**Request:** Quote the data below in full, minus the images.

**Supplied material:**
::::::::

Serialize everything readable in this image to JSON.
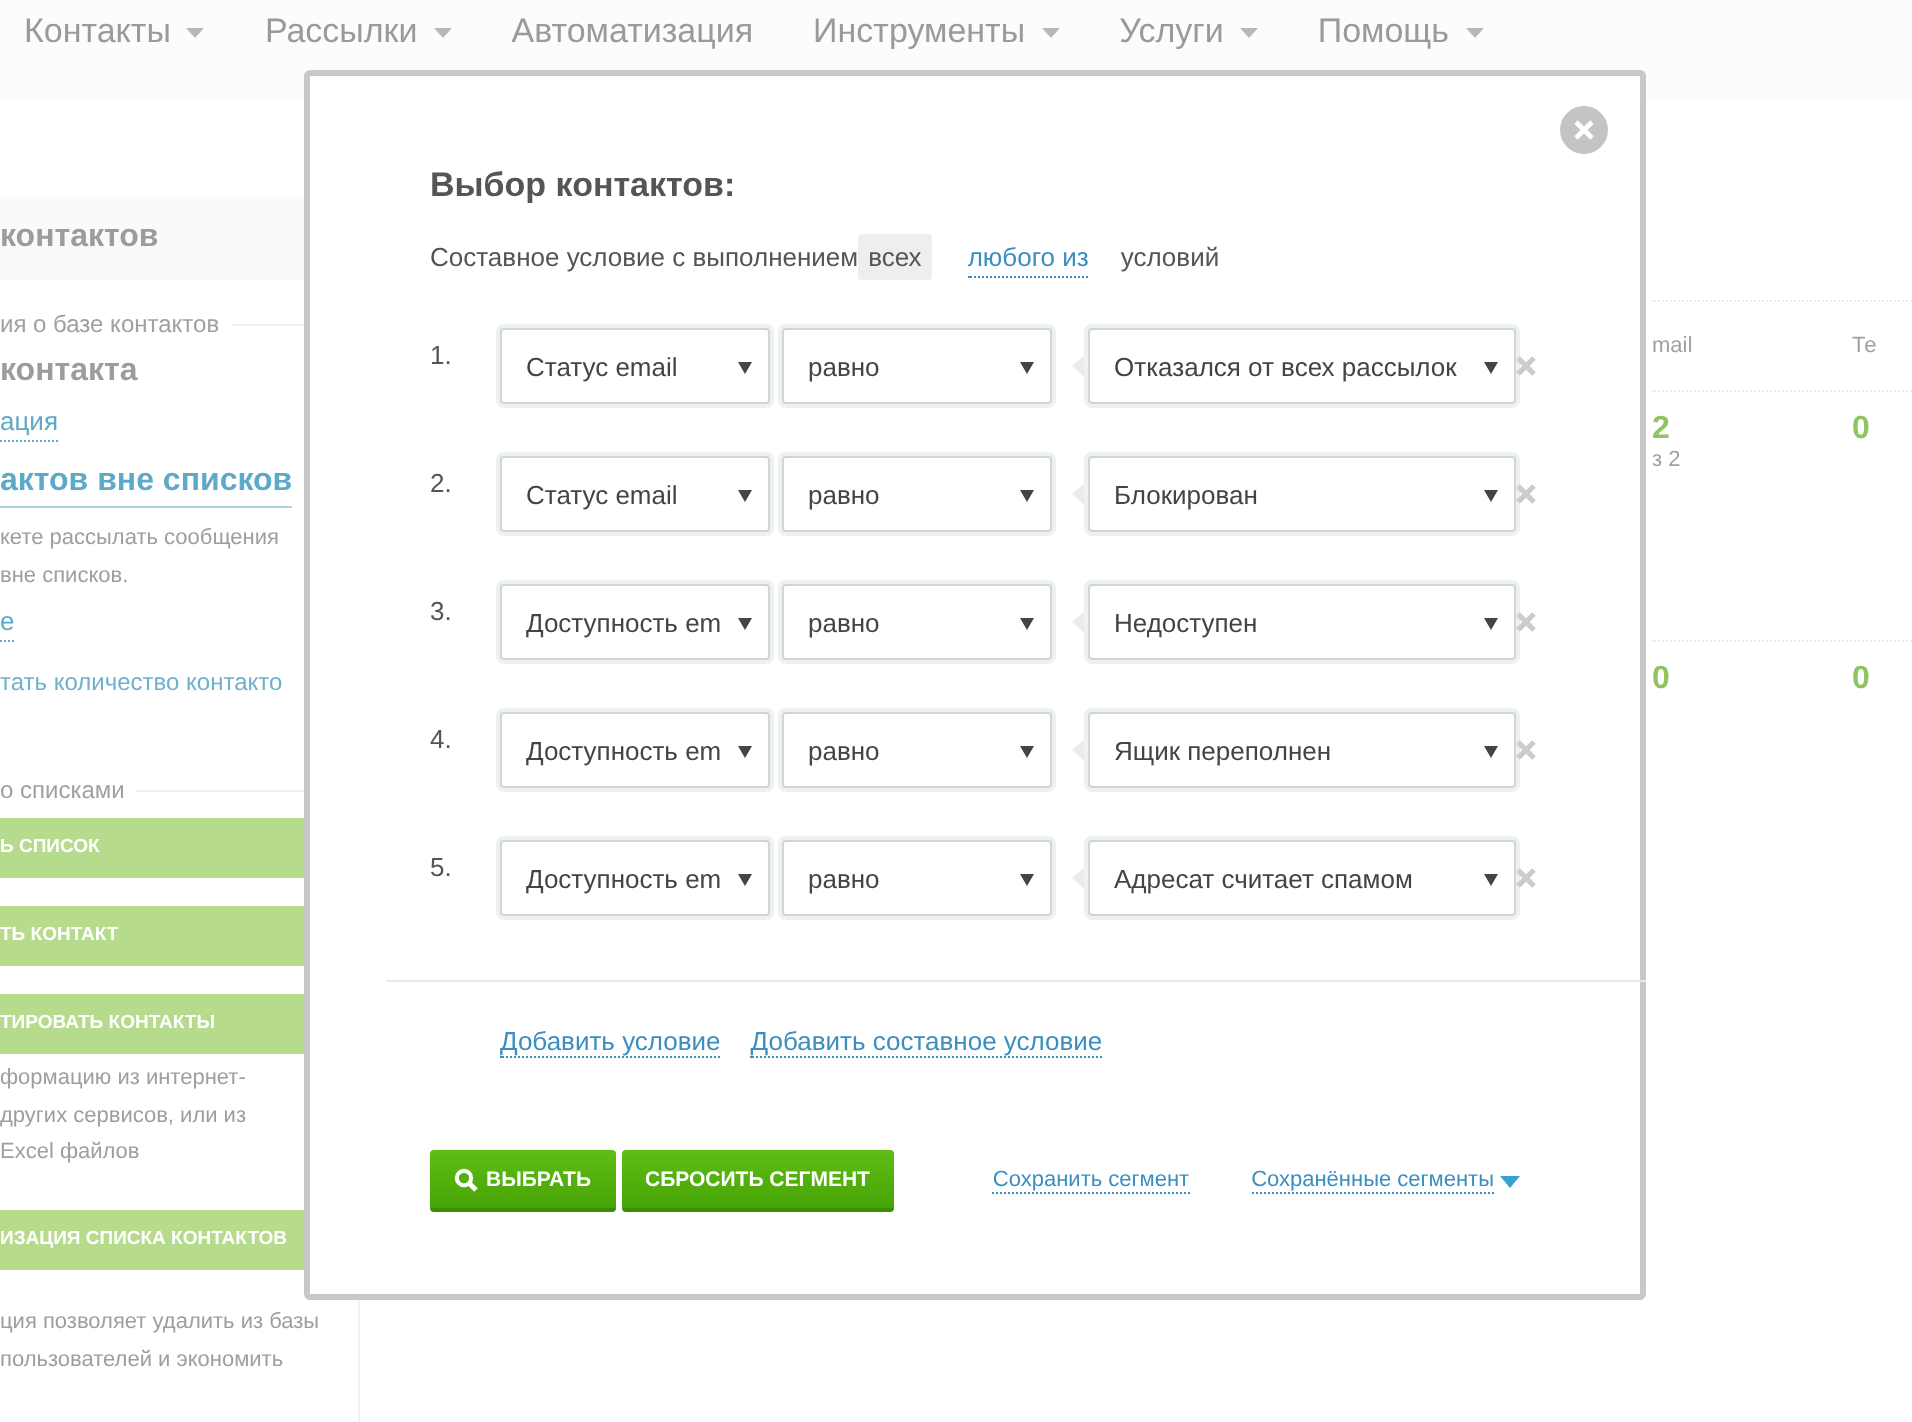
{
  "nav": [
    {
      "label": "Контакты",
      "dropdown": true
    },
    {
      "label": "Рассылки",
      "dropdown": true
    },
    {
      "label": "Автоматизация",
      "dropdown": false
    },
    {
      "label": "Инструменты",
      "dropdown": true
    },
    {
      "label": "Услуги",
      "dropdown": true
    },
    {
      "label": "Помощь",
      "dropdown": true
    }
  ],
  "sidebar": [
    {
      "kind": "heading",
      "text": "контактов"
    },
    {
      "kind": "section",
      "text": "ия о базе контактов"
    },
    {
      "kind": "title",
      "text": "контакта"
    },
    {
      "kind": "link",
      "text": "ация"
    },
    {
      "kind": "big-link",
      "text": "актов вне списков"
    },
    {
      "kind": "text",
      "text": "кете рассылать сообщения"
    },
    {
      "kind": "text",
      "text": "вне списков."
    },
    {
      "kind": "link",
      "text": "е"
    },
    {
      "kind": "faint-link",
      "text": "тать количество контакто"
    },
    {
      "kind": "section",
      "text": "о списками"
    },
    {
      "kind": "green",
      "text": "Ь СПИСОК"
    },
    {
      "kind": "green",
      "text": "ТЬ КОНТАКТ"
    },
    {
      "kind": "green",
      "text": "ТИРОВАТЬ КОНТАКТЫ"
    },
    {
      "kind": "text",
      "text": "формацию из интернет-"
    },
    {
      "kind": "text",
      "text": "других сервисов, или из"
    },
    {
      "kind": "text",
      "text": "Excel файлов"
    },
    {
      "kind": "green",
      "text": "ИЗАЦИЯ СПИСКА КОНТАКТОВ"
    },
    {
      "kind": "text",
      "text": "ция позволяет удалить из базы"
    },
    {
      "kind": "text",
      "text": "пользователей и экономить"
    }
  ],
  "table": {
    "columns": [
      "mail",
      "Те"
    ],
    "rows": [
      {
        "cells": [
          "2",
          "0"
        ],
        "note": "з 2"
      },
      {
        "cells": [
          "0",
          "0"
        ]
      }
    ]
  },
  "modal": {
    "title": "Выбор контактов:",
    "mode_label": "Составное условие с выполнением",
    "modes": [
      {
        "label": "всех",
        "selected": true
      },
      {
        "label": "любого из",
        "selected": false
      }
    ],
    "mode_suffix": "условий",
    "conditions": [
      {
        "number": "1.",
        "field": "Статус email",
        "operator": "равно",
        "value": "Отказался от всех рассылок"
      },
      {
        "number": "2.",
        "field": "Статус email",
        "operator": "равно",
        "value": "Блокирован"
      },
      {
        "number": "3.",
        "field": "Доступность em",
        "operator": "равно",
        "value": "Недоступен"
      },
      {
        "number": "4.",
        "field": "Доступность em",
        "operator": "равно",
        "value": "Ящик переполнен"
      },
      {
        "number": "5.",
        "field": "Доступность em",
        "operator": "равно",
        "value": "Адресат считает спамом"
      }
    ],
    "add_links": [
      "Добавить условие",
      "Добавить составное условие"
    ],
    "buttons": [
      "ВЫБРАТЬ",
      "СБРОСИТЬ СЕГМЕНТ"
    ],
    "segment_links": [
      {
        "label": "Сохранить сегмент",
        "dropdown": false
      },
      {
        "label": "Сохранённые сегменты",
        "dropdown": true
      }
    ]
  }
}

::::::::

**Written response:**
Serialize everything readable in this image to JSON.
{
  "nav": [
    {
      "label": "Контакты",
      "dropdown": true
    },
    {
      "label": "Рассылки",
      "dropdown": true
    },
    {
      "label": "Автоматизация",
      "dropdown": false
    },
    {
      "label": "Инструменты",
      "dropdown": true
    },
    {
      "label": "Услуги",
      "dropdown": true
    },
    {
      "label": "Помощь",
      "dropdown": true
    }
  ],
  "sidebar": [
    {
      "kind": "heading",
      "text": "контактов"
    },
    {
      "kind": "section",
      "text": "ия о базе контактов"
    },
    {
      "kind": "title",
      "text": "контакта"
    },
    {
      "kind": "link",
      "text": "ация"
    },
    {
      "kind": "big-link",
      "text": "актов вне списков"
    },
    {
      "kind": "text",
      "text": "кете рассылать сообщения"
    },
    {
      "kind": "text",
      "text": "вне списков."
    },
    {
      "kind": "link",
      "text": "е"
    },
    {
      "kind": "faint-link",
      "text": "тать количество контакто"
    },
    {
      "kind": "section",
      "text": "о списками"
    },
    {
      "kind": "green",
      "text": "Ь СПИСОК"
    },
    {
      "kind": "green",
      "text": "ТЬ КОНТАКТ"
    },
    {
      "kind": "green",
      "text": "ТИРОВАТЬ КОНТАКТЫ"
    },
    {
      "kind": "text",
      "text": "формацию из интернет-"
    },
    {
      "kind": "text",
      "text": "других сервисов, или из"
    },
    {
      "kind": "text",
      "text": "Excel файлов"
    },
    {
      "kind": "green",
      "text": "ИЗАЦИЯ СПИСКА КОНТАКТОВ"
    },
    {
      "kind": "text",
      "text": "ция позволяет удалить из базы"
    },
    {
      "kind": "text",
      "text": "пользователей и экономить"
    }
  ],
  "table": {
    "columns": [
      "mail",
      "Те"
    ],
    "rows": [
      {
        "cells": [
          "2",
          "0"
        ],
        "note": "з 2"
      },
      {
        "cells": [
          "0",
          "0"
        ]
      }
    ]
  },
  "modal": {
    "title": "Выбор контактов:",
    "mode_label": "Составное условие с выполнением",
    "modes": [
      {
        "label": "всех",
        "selected": true
      },
      {
        "label": "любого из",
        "selected": false
      }
    ],
    "mode_suffix": "условий",
    "conditions": [
      {
        "number": "1.",
        "field": "Статус email",
        "operator": "равно",
        "value": "Отказался от всех рассылок"
      },
      {
        "number": "2.",
        "field": "Статус email",
        "operator": "равно",
        "value": "Блокирован"
      },
      {
        "number": "3.",
        "field": "Доступность em",
        "operator": "равно",
        "value": "Недоступен"
      },
      {
        "number": "4.",
        "field": "Доступность em",
        "operator": "равно",
        "value": "Ящик переполнен"
      },
      {
        "number": "5.",
        "field": "Доступность em",
        "operator": "равно",
        "value": "Адресат считает спамом"
      }
    ],
    "add_links": [
      "Добавить условие",
      "Добавить составное условие"
    ],
    "buttons": [
      "ВЫБРАТЬ",
      "СБРОСИТЬ СЕГМЕНТ"
    ],
    "segment_links": [
      {
        "label": "Сохранить сегмент",
        "dropdown": false
      },
      {
        "label": "Сохранённые сегменты",
        "dropdown": true
      }
    ]
  }
}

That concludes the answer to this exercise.